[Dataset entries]
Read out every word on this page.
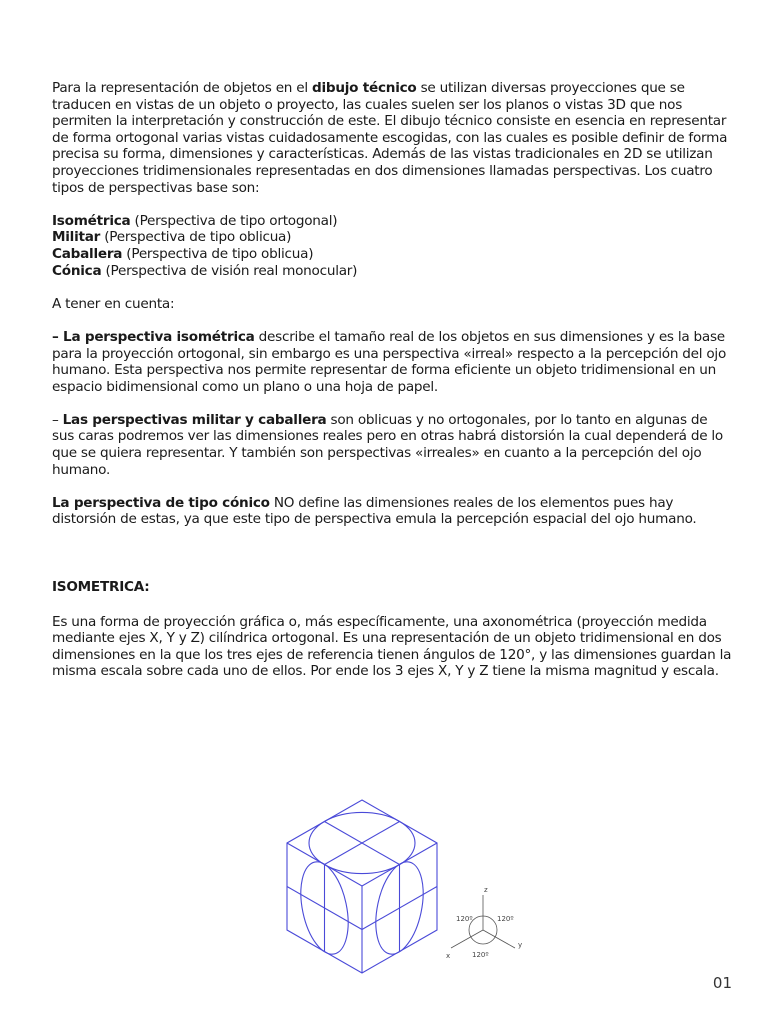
Para la representación de objetos en el dibujo técnico se utilizan diversas proyecciones que se traducen en vistas de un objeto o proyecto, las cuales suelen ser los planos o vistas 3D que nos permiten la interpretación y construcción de este. El dibujo técnico consiste en esencia en representar de forma ortogonal varias vistas cuidadosamente escogidas, con las cuales es posible definir de forma precisa su forma, dimensiones y características. Además de las vistas tradicionales en 2D se utilizan proyecciones tridimensionales representadas en dos dimensiones llamadas perspectivas. Los cuatro tipos de perspectivas base son:

Isométrica (Perspectiva de tipo ortogonal)

Militar (Perspectiva de tipo oblicua)

Caballera (Perspectiva de tipo oblicua)

Cónica (Perspectiva de visión real monocular)

A tener en cuenta:

– La perspectiva isométrica describe el tamaño real de los objetos en sus dimensiones y es la base para la proyección ortogonal, sin embargo es una perspectiva «irreal» respecto a la percepción del ojo humano. Esta perspectiva nos permite representar de forma eficiente un objeto tridimensional en un espacio bidimensional como un plano o una hoja de papel.

– Las perspectivas militar y caballera son oblicuas y no ortogonales, por lo tanto en algunas de sus caras podremos ver las dimensiones reales pero en otras habrá distorsión la cual dependerá de lo que se quiera representar. Y también son perspectivas «irreales» en cuanto a la percepción del ojo humano.

La perspectiva de tipo cónico NO define las dimensiones reales de los elementos pues hay distorsión de estas, ya que este tipo de perspectiva emula la percepción espacial del ojo humano.

ISOMETRICA:

Es una forma de proyección gráfica o, más específicamente, una axonométrica (proyección medida mediante ejes X, Y y Z) cilíndrica ortogonal. Es una representación de un objeto tridimensional en dos dimensiones en la que los tres ejes de referencia tienen ángulos de 120°, y las dimensiones guardan la misma escala sobre cada uno de ellos. Por ende los 3 ejes X, Y y Z tiene la misma magnitud y escala.

z
y
x
120º	120º
120º
01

> Exercise details: Copy out each line in the preceding records that contains "distorsión".

> In response:
– Las perspectivas militar y caballera son oblicuas y no ortogonales, por lo tanto en algunas de sus caras podremos ver las dimensiones reales pero en otras habrá distorsión la cual dependerá de lo que se quiera representar. Y también son perspectivas «irreales» en cuanto a la percepción del ojo humano.
La perspectiva de tipo cónico NO define las dimensiones reales de los elementos pues hay distorsión de estas, ya que este tipo de perspectiva emula la percepción espacial del ojo humano.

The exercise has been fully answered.